■ **PROVIDED TEXT**
_ _ _ _
# Question on Ergo shift cable routing..



## Wildstar87 (Apr 5, 2005)

So I helped a friend build up a new bike with Record 10, and it is very nice. I use Shimano myself so wasn't as familiar with the shift cable routing, so I noticed straight off what I think is an issue. 

I am not flaming Campy here, I am just curious about the design choice they made. The shifter cables go in the bottom of the shifter, then straight up through the hood body. So the cable in essence is sticking straight up. Then you have the cable housing inserted into the hole where the cable comes out, and then BENT 90 degrees, which puts a lot of friction/binding into the cable housing. I understand that a lot of people like the cable routed underneath the bar tape, I have no qualms about that.

What I don't understand is why they didn't put in like a 90 degree radius, like a small trof, or metal tube to route the cable through, and then have the cable go in horizontally at the end, like how the brake cables are routed into the hood. It would be a much smoother cable pull, and wouldn't put the kink in the housing it does now, and you wouldn't have to bend the cable down so much to get it smooth under the bar tape. It seems that it has been this way since 1st generation Ergo.
_ _ _ _
■ **EXTRACTED MATERIAL**
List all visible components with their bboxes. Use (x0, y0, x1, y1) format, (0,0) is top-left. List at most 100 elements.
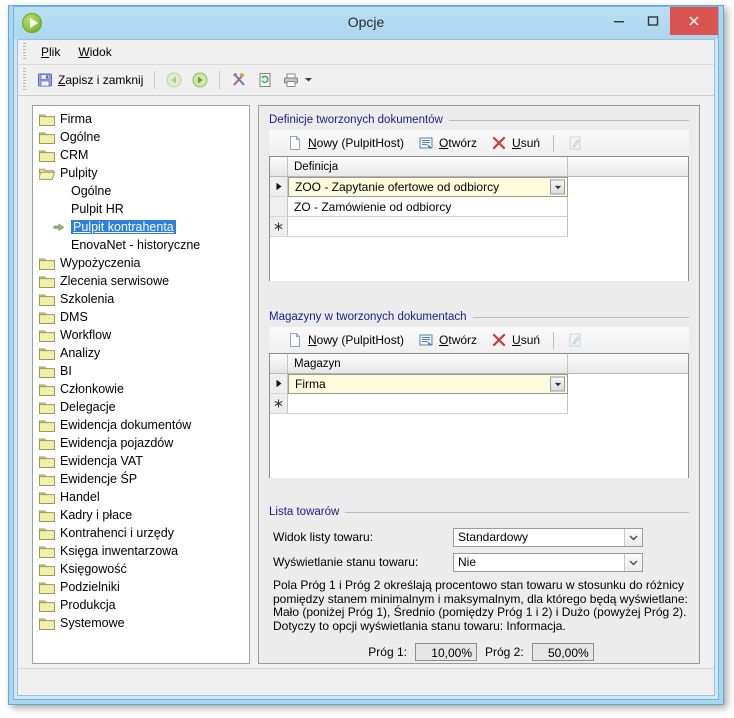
grid-empty-area (270, 414, 688, 478)
folder-icon (39, 437, 55, 450)
tree-item-ewidencja-dokument-w[interactable]: Ewidencja dokumentów (39, 416, 249, 434)
folder-icon (39, 581, 55, 594)
goods-view-select[interactable]: Standardowy (453, 527, 643, 547)
grid-cell[interactable]: Firma (288, 374, 568, 394)
tree-item-ewidencja-vat[interactable]: Ewidencja VAT (39, 452, 249, 470)
chevron-down-icon[interactable] (624, 553, 642, 571)
refresh-document-button[interactable] (252, 70, 278, 90)
tree-item-og-lne[interactable]: Ogólne (39, 182, 249, 200)
goods-stock-select[interactable]: Nie (453, 552, 643, 572)
close-button[interactable] (670, 7, 718, 35)
menu-item-plik[interactable]: Plik (32, 43, 69, 61)
grid-cell-value: ZO - Zamówienie od odbiorcy (294, 199, 452, 214)
tree-item-pulpit-kontrahenta[interactable]: Pulpit kontrahenta (39, 218, 249, 236)
tree-item-handel[interactable]: Handel (39, 488, 249, 506)
toolbar-separator-1 (154, 71, 156, 89)
tree-item-label: BI (60, 364, 72, 378)
grid-cell[interactable] (288, 217, 568, 237)
folder-icon (39, 617, 55, 630)
tree-item-cz-onkowie[interactable]: Członkowie (39, 380, 249, 398)
definitions-delete-button[interactable]: Usuń (485, 133, 546, 153)
cell-dropdown-icon[interactable] (550, 179, 565, 195)
open-document-icon (418, 135, 434, 151)
menu-item-widok[interactable]: Widok (69, 43, 120, 61)
tree-item-workflow[interactable]: Workflow (39, 326, 249, 344)
grid-cell[interactable] (288, 394, 568, 414)
tree-item-szkolenia[interactable]: Szkolenia (39, 290, 249, 308)
tree-item-ksi-gowo[interactable]: Księgowość (39, 560, 249, 578)
warehouses-edit-button[interactable] (561, 330, 589, 350)
chevron-down-icon[interactable] (624, 528, 642, 546)
warehouses-open-label: Otwórz (439, 333, 478, 347)
tree-item-systemowe[interactable]: Systemowe (39, 614, 249, 632)
tree-item-delegacje[interactable]: Delegacje (39, 398, 249, 416)
folder-icon (39, 329, 55, 342)
minimize-button[interactable] (602, 7, 636, 35)
goods-fields: Widok listy towaru: Standardowy Wyświetl… (269, 522, 689, 661)
warehouses-open-button[interactable]: Otwórz (412, 330, 483, 350)
warehouses-column-header[interactable]: Magazyn (288, 354, 568, 373)
warehouses-grid[interactable]: Magazyn Firma (269, 353, 689, 478)
edit-pencil-icon (567, 332, 583, 348)
maximize-button[interactable] (636, 7, 670, 35)
definitions-open-button[interactable]: Otwórz (412, 133, 483, 153)
folder-icon (39, 527, 55, 540)
new-page-icon (287, 332, 303, 348)
tree-item-ewidencje-p[interactable]: Ewidencje ŚP (39, 470, 249, 488)
cell-dropdown-icon[interactable] (550, 376, 565, 392)
folder-icon (39, 473, 55, 486)
tree-item-kadry-i-p-ace[interactable]: Kadry i płace (39, 506, 249, 524)
goods-list-group-title: Lista towarów (269, 506, 689, 518)
tree-item-dms[interactable]: DMS (39, 308, 249, 326)
table-row[interactable]: ZOO - Zapytanie ofertowe od odbiorcy (270, 177, 688, 197)
tree-item-podzielniki[interactable]: Podzielniki (39, 578, 249, 596)
grid-cell[interactable]: ZO - Zamówienie od odbiorcy (288, 197, 568, 217)
tree-item-enovanet-historyczne[interactable]: EnovaNet - historyczne (39, 236, 249, 254)
tools-button[interactable] (226, 70, 252, 90)
definitions-edit-button[interactable] (561, 133, 589, 153)
tree-item-pulpity[interactable]: Pulpity (39, 164, 249, 182)
tree-item-zlecenia-serwisowe[interactable]: Zlecenia serwisowe (39, 272, 249, 290)
tree-item-og-lne[interactable]: Ogólne (39, 128, 249, 146)
table-row[interactable]: Firma (270, 374, 688, 394)
definitions-new-button[interactable]: Nowy (PulpitHost) (281, 133, 410, 153)
tree-item-pulpit-hr[interactable]: Pulpit HR (39, 200, 249, 218)
options-tree-panel[interactable]: Firma Ogólne CRM Pulpity Ogólne Pulpit HR Pulp… (32, 105, 250, 664)
tree-item-crm[interactable]: CRM (39, 146, 249, 164)
prog1-input[interactable]: 10,00% (415, 643, 477, 661)
folder-icon (39, 401, 55, 414)
definitions-column-header-filler (568, 157, 688, 176)
folder-icon (39, 563, 55, 576)
tree-item-analizy[interactable]: Analizy (39, 344, 249, 362)
tree-item-ksi-ga-inwentarzowa[interactable]: Księga inwentarzowa (39, 542, 249, 560)
tree-item-kontrahenci-i-urz-dy[interactable]: Kontrahenci i urzędy (39, 524, 249, 542)
tree-item-firma[interactable]: Firma (39, 110, 249, 128)
pane-splitter[interactable] (250, 95, 258, 669)
tree-item-bi[interactable]: BI (39, 362, 249, 380)
definitions-column-header[interactable]: Definicja (288, 157, 568, 176)
toolbar-grip-handle[interactable] (23, 68, 26, 92)
goods-description: Pola Próg 1 i Próg 2 określają procentow… (273, 578, 688, 633)
tree-item-label: Członkowie (60, 382, 124, 396)
grid-new-row[interactable] (270, 394, 688, 414)
grid-cell[interactable]: ZOO - Zapytanie ofertowe od odbiorcy (288, 177, 568, 197)
print-button[interactable] (278, 70, 318, 90)
grid-new-row[interactable] (270, 217, 688, 237)
back-button[interactable] (161, 70, 187, 90)
definitions-grid[interactable]: Definicja ZOO - Zapytanie ofertowe od od… (269, 156, 689, 281)
tree-item-wypo-yczenia[interactable]: Wypożyczenia (39, 254, 249, 272)
menu-grip-handle[interactable] (23, 43, 26, 61)
save-and-close-button[interactable]: Zapisz i zamknij (32, 70, 148, 90)
tree-item-produkcja[interactable]: Produkcja (39, 596, 249, 614)
prog2-label: Próg 2: (485, 645, 524, 659)
tree-item-ewidencja-pojazd-w[interactable]: Ewidencja pojazdów (39, 434, 249, 452)
prog2-input[interactable]: 50,00% (531, 643, 594, 661)
chevron-down-icon[interactable] (304, 73, 313, 87)
warehouses-new-button[interactable]: Nowy (PulpitHost) (281, 330, 410, 350)
forward-button[interactable] (187, 70, 213, 90)
warehouses-delete-button[interactable]: Usuń (485, 330, 546, 350)
tree-item-label: Produkcja (60, 598, 116, 612)
grid-empty-area (270, 237, 688, 281)
threshold-row: Próg 1: 10,00% Próg 2: 50,00% (273, 643, 689, 661)
table-row[interactable]: ZO - Zamówienie od odbiorcy (270, 197, 688, 217)
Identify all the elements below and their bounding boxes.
_ _ _ _
■ **EXERCISE TASK**
Revise the thread on Ergo shift cable routing by writing out the passage from "So I helped" up to and including "is an issue.", with "Shimano" swapped for "SRAM". Rely on the forum thread alone.

■ **RESULT FOR THIS TASK**
So I helped a friend build up a new bike with Record 10, and it is very nice. I use SRAM myself so wasn't as familiar with the shift cable routing, so I noticed straight off what I think is an issue.